WORK TO DO:
From the listing below, extract every line in which the word "page" appears.

Recorded data
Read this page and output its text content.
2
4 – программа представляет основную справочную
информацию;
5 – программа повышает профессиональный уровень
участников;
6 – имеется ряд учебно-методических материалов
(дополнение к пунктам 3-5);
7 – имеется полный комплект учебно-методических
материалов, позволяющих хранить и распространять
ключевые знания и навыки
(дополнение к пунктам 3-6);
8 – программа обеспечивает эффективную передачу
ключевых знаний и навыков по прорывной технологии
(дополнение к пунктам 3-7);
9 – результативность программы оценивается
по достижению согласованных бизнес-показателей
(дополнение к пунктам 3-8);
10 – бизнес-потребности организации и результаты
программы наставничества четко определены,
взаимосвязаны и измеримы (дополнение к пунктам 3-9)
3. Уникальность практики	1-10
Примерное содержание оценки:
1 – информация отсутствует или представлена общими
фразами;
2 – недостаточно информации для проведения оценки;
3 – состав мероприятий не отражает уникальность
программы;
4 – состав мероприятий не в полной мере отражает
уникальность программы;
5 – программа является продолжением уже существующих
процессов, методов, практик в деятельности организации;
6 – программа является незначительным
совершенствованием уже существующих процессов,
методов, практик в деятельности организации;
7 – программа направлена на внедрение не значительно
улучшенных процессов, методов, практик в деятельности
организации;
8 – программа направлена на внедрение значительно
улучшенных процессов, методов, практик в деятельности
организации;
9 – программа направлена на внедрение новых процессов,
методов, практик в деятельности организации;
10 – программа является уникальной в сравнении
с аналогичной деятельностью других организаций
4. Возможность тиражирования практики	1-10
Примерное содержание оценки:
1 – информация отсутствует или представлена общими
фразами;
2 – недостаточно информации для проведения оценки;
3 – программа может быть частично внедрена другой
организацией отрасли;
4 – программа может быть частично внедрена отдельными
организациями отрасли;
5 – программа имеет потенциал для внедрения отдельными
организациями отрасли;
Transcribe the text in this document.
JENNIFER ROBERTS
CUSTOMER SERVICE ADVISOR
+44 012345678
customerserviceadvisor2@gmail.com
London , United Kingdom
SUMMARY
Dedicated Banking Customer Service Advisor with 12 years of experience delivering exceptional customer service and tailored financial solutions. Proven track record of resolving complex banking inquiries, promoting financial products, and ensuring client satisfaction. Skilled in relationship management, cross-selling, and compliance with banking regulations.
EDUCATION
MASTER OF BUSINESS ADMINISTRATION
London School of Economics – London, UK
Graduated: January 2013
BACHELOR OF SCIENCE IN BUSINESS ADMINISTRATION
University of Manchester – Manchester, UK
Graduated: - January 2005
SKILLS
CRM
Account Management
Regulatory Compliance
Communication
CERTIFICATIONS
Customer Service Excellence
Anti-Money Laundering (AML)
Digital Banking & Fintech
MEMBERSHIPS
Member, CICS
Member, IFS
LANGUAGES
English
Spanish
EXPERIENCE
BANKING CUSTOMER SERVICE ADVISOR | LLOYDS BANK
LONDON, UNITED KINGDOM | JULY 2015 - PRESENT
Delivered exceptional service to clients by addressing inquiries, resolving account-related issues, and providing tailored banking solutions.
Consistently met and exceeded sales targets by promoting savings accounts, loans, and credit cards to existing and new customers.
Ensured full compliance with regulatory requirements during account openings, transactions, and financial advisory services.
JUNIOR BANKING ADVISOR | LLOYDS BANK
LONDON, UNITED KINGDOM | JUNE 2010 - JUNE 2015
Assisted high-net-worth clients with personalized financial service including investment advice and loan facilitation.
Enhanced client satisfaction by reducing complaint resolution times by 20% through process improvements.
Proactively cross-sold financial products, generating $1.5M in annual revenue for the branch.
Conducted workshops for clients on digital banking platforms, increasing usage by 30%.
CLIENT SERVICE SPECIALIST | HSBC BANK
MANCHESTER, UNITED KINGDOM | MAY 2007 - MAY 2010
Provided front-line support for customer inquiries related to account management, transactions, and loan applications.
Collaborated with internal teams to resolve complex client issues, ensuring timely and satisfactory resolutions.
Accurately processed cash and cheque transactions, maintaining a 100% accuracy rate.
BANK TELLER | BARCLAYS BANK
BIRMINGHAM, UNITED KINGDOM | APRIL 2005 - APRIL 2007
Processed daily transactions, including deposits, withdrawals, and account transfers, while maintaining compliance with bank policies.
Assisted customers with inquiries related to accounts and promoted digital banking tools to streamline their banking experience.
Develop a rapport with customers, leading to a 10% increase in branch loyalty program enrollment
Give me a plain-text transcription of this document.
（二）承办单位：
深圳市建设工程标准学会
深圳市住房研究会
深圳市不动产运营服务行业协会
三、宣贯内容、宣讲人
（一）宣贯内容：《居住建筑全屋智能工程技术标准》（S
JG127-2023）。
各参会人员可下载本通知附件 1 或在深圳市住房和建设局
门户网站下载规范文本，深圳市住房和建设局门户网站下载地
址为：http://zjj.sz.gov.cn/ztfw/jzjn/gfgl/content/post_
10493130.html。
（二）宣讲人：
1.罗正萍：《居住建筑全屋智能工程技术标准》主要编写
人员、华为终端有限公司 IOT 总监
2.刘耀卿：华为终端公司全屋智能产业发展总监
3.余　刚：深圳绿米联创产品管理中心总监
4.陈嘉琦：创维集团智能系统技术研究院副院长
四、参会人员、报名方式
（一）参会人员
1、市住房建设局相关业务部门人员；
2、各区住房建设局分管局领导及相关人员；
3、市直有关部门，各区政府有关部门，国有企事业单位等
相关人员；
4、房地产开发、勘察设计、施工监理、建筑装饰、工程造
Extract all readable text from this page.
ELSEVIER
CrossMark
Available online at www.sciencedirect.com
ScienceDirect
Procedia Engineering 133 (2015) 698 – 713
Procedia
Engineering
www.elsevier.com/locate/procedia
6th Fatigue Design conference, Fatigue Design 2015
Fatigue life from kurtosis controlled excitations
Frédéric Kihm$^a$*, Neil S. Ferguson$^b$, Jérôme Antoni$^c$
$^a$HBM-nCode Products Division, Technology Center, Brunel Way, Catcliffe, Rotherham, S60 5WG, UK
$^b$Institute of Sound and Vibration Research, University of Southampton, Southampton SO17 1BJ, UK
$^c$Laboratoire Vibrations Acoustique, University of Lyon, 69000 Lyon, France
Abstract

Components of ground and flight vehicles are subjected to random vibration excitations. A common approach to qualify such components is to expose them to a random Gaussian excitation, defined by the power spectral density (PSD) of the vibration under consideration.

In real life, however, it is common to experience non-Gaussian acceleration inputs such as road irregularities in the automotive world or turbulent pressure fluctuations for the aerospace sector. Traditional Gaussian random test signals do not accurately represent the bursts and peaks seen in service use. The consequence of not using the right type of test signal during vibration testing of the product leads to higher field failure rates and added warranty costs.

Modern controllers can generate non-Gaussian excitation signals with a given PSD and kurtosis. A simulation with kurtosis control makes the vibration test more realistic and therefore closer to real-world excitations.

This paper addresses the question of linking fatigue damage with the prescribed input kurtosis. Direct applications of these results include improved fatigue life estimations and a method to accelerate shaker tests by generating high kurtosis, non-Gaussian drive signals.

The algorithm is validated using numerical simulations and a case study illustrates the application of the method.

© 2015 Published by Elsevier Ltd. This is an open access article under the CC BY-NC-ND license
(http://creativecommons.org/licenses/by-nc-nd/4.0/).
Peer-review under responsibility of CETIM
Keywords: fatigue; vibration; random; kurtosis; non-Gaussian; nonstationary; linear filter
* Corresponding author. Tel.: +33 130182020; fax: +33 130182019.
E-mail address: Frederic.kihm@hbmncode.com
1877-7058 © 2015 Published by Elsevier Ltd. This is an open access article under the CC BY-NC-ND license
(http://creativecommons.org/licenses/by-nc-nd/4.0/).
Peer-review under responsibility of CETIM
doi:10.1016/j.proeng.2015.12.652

SOLUTION:
Read this page and output its text content.
Extract all readable text from this page.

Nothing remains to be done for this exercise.